EXERCISE INPUT

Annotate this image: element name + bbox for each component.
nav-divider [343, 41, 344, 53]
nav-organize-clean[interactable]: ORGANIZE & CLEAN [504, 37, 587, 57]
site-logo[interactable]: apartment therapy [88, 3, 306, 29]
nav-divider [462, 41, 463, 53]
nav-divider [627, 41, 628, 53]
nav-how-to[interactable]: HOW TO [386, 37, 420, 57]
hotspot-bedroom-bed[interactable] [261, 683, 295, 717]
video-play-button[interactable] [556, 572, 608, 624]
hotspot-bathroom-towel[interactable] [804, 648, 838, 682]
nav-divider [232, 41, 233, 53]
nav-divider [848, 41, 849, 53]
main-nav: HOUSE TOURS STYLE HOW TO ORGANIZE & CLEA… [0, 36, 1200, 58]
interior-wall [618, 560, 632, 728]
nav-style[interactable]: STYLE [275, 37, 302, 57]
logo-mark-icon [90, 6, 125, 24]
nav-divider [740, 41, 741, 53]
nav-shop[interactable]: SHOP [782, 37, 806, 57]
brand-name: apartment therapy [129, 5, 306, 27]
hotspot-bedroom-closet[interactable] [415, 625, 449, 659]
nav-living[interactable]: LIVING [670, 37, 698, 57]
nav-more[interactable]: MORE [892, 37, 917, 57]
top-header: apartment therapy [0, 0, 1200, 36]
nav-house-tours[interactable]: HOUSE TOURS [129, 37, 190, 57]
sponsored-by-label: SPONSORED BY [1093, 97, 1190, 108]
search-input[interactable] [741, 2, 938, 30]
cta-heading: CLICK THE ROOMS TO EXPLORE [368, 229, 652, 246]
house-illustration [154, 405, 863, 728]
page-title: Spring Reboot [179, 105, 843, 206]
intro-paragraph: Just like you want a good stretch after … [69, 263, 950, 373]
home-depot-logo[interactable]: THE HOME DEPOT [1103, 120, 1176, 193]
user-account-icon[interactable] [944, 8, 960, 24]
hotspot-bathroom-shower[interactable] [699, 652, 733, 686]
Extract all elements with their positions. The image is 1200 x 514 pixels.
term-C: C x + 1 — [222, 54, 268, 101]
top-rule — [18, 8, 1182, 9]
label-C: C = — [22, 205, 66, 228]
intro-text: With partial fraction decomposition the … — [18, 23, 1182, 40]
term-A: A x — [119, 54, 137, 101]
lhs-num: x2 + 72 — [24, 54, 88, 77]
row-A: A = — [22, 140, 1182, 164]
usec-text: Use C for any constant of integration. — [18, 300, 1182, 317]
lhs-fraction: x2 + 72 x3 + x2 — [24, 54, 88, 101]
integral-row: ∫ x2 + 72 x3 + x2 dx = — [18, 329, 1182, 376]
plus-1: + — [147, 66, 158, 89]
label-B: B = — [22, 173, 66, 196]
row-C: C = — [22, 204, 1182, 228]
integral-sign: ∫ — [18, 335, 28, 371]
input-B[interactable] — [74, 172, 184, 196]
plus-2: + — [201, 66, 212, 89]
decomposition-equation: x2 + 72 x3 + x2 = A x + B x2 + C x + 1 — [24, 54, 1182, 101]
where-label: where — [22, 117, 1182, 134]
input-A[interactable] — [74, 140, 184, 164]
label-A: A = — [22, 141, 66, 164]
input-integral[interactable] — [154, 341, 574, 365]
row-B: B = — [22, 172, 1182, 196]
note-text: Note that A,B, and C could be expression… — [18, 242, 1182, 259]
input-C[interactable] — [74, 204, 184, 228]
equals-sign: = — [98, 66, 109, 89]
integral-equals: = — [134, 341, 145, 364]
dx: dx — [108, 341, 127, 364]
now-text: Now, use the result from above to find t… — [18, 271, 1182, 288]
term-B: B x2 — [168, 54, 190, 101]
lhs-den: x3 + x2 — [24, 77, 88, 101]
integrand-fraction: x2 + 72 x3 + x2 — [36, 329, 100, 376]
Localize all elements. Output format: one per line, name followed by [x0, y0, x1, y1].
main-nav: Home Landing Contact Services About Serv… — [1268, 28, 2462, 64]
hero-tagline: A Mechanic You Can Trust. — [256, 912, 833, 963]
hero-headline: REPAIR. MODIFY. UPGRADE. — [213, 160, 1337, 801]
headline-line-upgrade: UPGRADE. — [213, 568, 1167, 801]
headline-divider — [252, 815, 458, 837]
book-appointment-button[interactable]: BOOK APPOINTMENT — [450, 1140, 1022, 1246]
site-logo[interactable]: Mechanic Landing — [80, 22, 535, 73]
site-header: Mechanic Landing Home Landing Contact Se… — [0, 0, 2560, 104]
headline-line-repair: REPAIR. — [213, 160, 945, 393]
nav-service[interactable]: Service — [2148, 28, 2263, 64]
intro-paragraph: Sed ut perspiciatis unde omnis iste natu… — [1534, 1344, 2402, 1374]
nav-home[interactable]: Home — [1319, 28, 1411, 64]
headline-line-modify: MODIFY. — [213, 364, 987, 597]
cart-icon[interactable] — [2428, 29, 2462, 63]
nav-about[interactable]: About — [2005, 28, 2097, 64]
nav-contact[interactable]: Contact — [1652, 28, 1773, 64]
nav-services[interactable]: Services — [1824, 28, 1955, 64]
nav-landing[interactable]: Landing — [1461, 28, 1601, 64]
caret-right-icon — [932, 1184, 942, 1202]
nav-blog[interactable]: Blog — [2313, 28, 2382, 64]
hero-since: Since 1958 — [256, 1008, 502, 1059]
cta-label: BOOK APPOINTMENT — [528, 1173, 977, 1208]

PROMPT
Convert every line in the items above into a Markdown table with two columns, No. and Entry. Number the rows in order and skip any blank lines.

TASK OUTPUT
| No. | Entry |
|---|---|
| 1 | Annotate this image: element name + bbox for each component. |
| 2 | nav-divider [343, 41, 344, 53] |
| 3 | nav-organize-clean[interactable]: ORGANIZE & CLEAN [504, 37, 587, 57] |
| 4 | site-logo[interactable]: apartment therapy [88, 3, 306, 29] |
| 5 | nav-divider [462, 41, 463, 53] |
| 6 | nav-divider [627, 41, 628, 53] |
| 7 | nav-how-to[interactable]: HOW TO [386, 37, 420, 57] |
| 8 | hotspot-bedroom-bed[interactable] [261, 683, 295, 717] |
| 9 | video-play-button[interactable] [556, 572, 608, 624] |
| 10 | hotspot-bathroom-towel[interactable] [804, 648, 838, 682] |
| 11 | nav-divider [232, 41, 233, 53] |
| 12 | nav-divider [848, 41, 849, 53] |
| 13 | main-nav: HOUSE TOURS STYLE HOW TO ORGANIZE & CLEA… [0, 36, 1200, 58] |
| 14 | interior-wall [618, 560, 632, 728] |
| 15 | nav-style[interactable]: STYLE [275, 37, 302, 57] |
| 16 | logo-mark-icon [90, 6, 125, 24] |
| 17 | nav-divider [740, 41, 741, 53] |
| 18 | nav-shop[interactable]: SHOP [782, 37, 806, 57] |
| 19 | brand-name: apartment therapy [129, 5, 306, 27] |
| 20 | hotspot-bedroom-closet[interactable] [415, 625, 449, 659] |
| 21 | nav-living[interactable]: LIVING [670, 37, 698, 57] |
| 22 | nav-more[interactable]: MORE [892, 37, 917, 57] |
| 23 | top-header: apartment therapy [0, 0, 1200, 36] |
| 24 | nav-house-tours[interactable]: HOUSE TOURS [129, 37, 190, 57] |
| 25 | sponsored-by-label: SPONSORED BY [1093, 97, 1190, 108] |
| 26 | search-input[interactable] [741, 2, 938, 30] |
| 27 | cta-heading: CLICK THE ROOMS TO EXPLORE [368, 229, 652, 246] |
| 28 | house-illustration [154, 405, 863, 728] |
| 29 | page-title: Spring Reboot [179, 105, 843, 206] |
| 30 | intro-paragraph: Just like you want a good stretch after … [69, 263, 950, 373] |
| 31 | home-depot-logo[interactable]: THE HOME DEPOT [1103, 120, 1176, 193] |
| 32 | user-account-icon[interactable] [944, 8, 960, 24] |
| 33 | hotspot-bathroom-shower[interactable] [699, 652, 733, 686] |
| 34 | Extract all elements with their positions. The image is 1200 x 514 pixels. |
| 35 | term-C: C x + 1 — [222, 54, 268, 101] |
| 36 | top-rule — [18, 8, 1182, 9] |
| 37 | label-C: C = — [22, 205, 66, 228] |
| 38 | intro-text: With partial fraction decomposition the … — [18, 23, 1182, 40] |
| 39 | term-A: A x — [119, 54, 137, 101] |
| 40 | lhs-num: x2 + 72 — [24, 54, 88, 77] |
| 41 | row-A: A = — [22, 140, 1182, 164] |
| 42 | usec-text: Use C for any constant of integration. — [18, 300, 1182, 317] |
| 43 | lhs-fraction: x2 + 72 x3 + x2 — [24, 54, 88, 101] |
| 44 | integral-row: ∫ x2 + 72 x3 + x2 dx = — [18, 329, 1182, 376] |
| 45 | plus-1: + — [147, 66, 158, 89] |
| 46 | label-B: B = — [22, 173, 66, 196] |
| 47 | row-C: C = — [22, 204, 1182, 228] |
| 48 | integral-sign: ∫ — [18, 335, 28, 371] |
| 49 | input-B[interactable] — [74, 172, 184, 196] |
| 50 | plus-2: + — [201, 66, 212, 89] |
| 51 | decomposition-equation: x2 + 72 x3 + x2 = A x + B x2 + C x + 1 — [24, 54, 1182, 101] |
| 52 | where-label: where — [22, 117, 1182, 134] |
| 53 | input-A[interactable] — [74, 140, 184, 164] |
| 54 | label-A: A = — [22, 141, 66, 164] |
| 55 | input-integral[interactable] — [154, 341, 574, 365] |
| 56 | row-B: B = — [22, 172, 1182, 196] |
| 57 | note-text: Note that A,B, and C could be expression… — [18, 242, 1182, 259] |
| 58 | input-C[interactable] — [74, 204, 184, 228] |
| 59 | equals-sign: = — [98, 66, 109, 89] |
| 60 | integral-equals: = — [134, 341, 145, 364] |
| 61 | dx: dx — [108, 341, 127, 364] |
| 62 | now-text: Now, use the result from above to find t… — [18, 271, 1182, 288] |
| 63 | term-B: B x2 — [168, 54, 190, 101] |
| 64 | lhs-den: x3 + x2 — [24, 77, 88, 101] |
| 65 | integrand-fraction: x2 + 72 x3 + x2 — [36, 329, 100, 376] |
| 66 | Localize all elements. Output format: one per line, name followed by [x0, y0, x1, y1]. |
| 67 | main-nav: Home Landing Contact Services About Serv… — [1268, 28, 2462, 64] |
| 68 | hero-tagline: A Mechanic You Can Trust. — [256, 912, 833, 963] |
| 69 | hero-headline: REPAIR. MODIFY. UPGRADE. — [213, 160, 1337, 801] |
| 70 | headline-line-upgrade: UPGRADE. — [213, 568, 1167, 801] |
| 71 | headline-divider — [252, 815, 458, 837] |
| 72 | book-appointment-button[interactable]: BOOK APPOINTMENT — [450, 1140, 1022, 1246] |
| 73 | site-logo[interactable]: Mechanic Landing — [80, 22, 535, 73] |
| 74 | site-header: Mechanic Landing Home Landing Contact Se… — [0, 0, 2560, 104] |
| 75 | headline-line-repair: REPAIR. — [213, 160, 945, 393] |
| 76 | nav-service[interactable]: Service — [2148, 28, 2263, 64] |
| 77 | intro-paragraph: Sed ut perspiciatis unde omnis iste natu… — [1534, 1344, 2402, 1374] |
| 78 | nav-home[interactable]: Home — [1319, 28, 1411, 64] |
| 79 | headline-line-modify: MODIFY. — [213, 364, 987, 597] |
| 80 | cart-icon[interactable] — [2428, 29, 2462, 63] |
| 81 | nav-about[interactable]: About — [2005, 28, 2097, 64] |
| 82 | nav-contact[interactable]: Contact — [1652, 28, 1773, 64] |
| 83 | nav-services[interactable]: Services — [1824, 28, 1955, 64] |
| 84 | nav-landing[interactable]: Landing — [1461, 28, 1601, 64] |
| 85 | caret-right-icon — [932, 1184, 942, 1202] |
| 86 | nav-blog[interactable]: Blog — [2313, 28, 2382, 64] |
| 87 | hero-since: Since 1958 — [256, 1008, 502, 1059] |
| 88 | cta-label: BOOK APPOINTMENT — [528, 1173, 977, 1208] |